- [Exercise aim]:
Find the word "天河一号" in the records below. List each line containing it.

───── Data for processing

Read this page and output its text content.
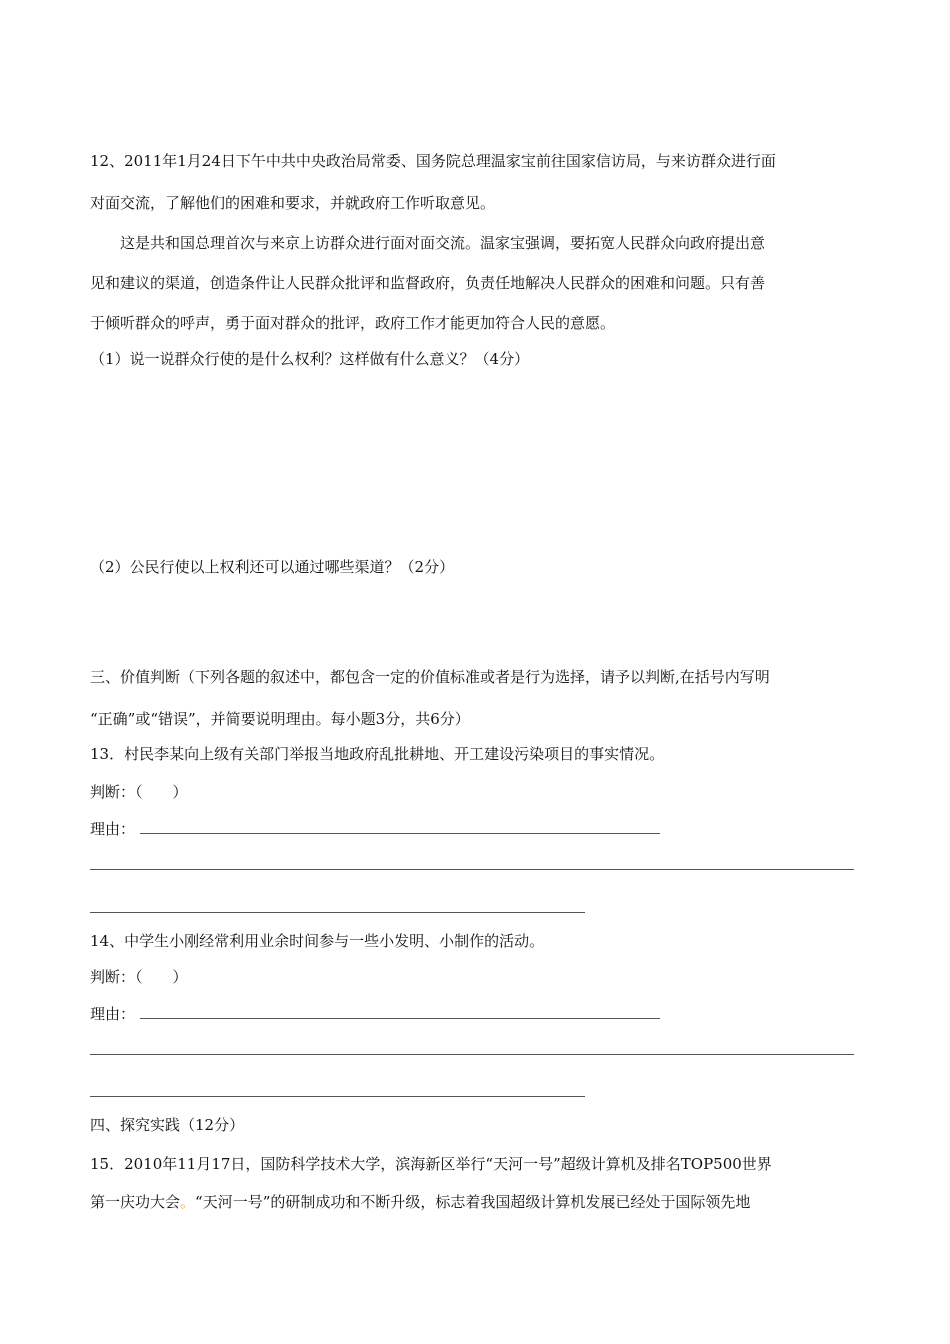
12、2011年1月24日下午中共中央政治局常委、国务院总理温家宝前往国家信访局，与来访群众进行面
对面交流，了解他们的困难和要求，并就政府工作听取意见。
这是共和国总理首次与来京上访群众进行面对面交流。温家宝强调，要拓宽人民群众向政府提出意
见和建议的渠道，创造条件让人民群众批评和监督政府，负责任地解决人民群众的困难和问题。只有善
于倾听群众的呼声，勇于面对群众的批评，政府工作才能更加符合人民的意愿。
（1）说一说群众行使的是什么权利？这样做有什么意义？（4分）
（2）公民行使以上权利还可以通过哪些渠道？（2分）
三、价值判断（下列各题的叙述中，都包含一定的价值标准或者是行为选择，请予以判断,在括号内写明
“正确”或“错误”，并简要说明理由。每小题3分，共6分）
13．村民李某向上级有关部门举报当地政府乱批耕地、开工建设污染项目的事实情况。
判断：（　　）
理由：
14、中学生小刚经常利用业余时间参与一些小发明、小制作的活动。
判断：（　　）
理由：
四、探究实践（12分）
15．2010年11月17日，国防科学技术大学，滨海新区举行“天河一号”超级计算机及排名TOP500世界
第一庆功大会。“天河一号”的研制成功和不断升级，标志着我国超级计算机发展已经处于国际领先地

──────────

- [Result for this exercise]:
15．2010年11月17日，国防科学技术大学，滨海新区举行“天河一号”超级计算机及排名TOP500世界
第一庆功大会。“天河一号”的研制成功和不断升级，标志着我国超级计算机发展已经处于国际领先地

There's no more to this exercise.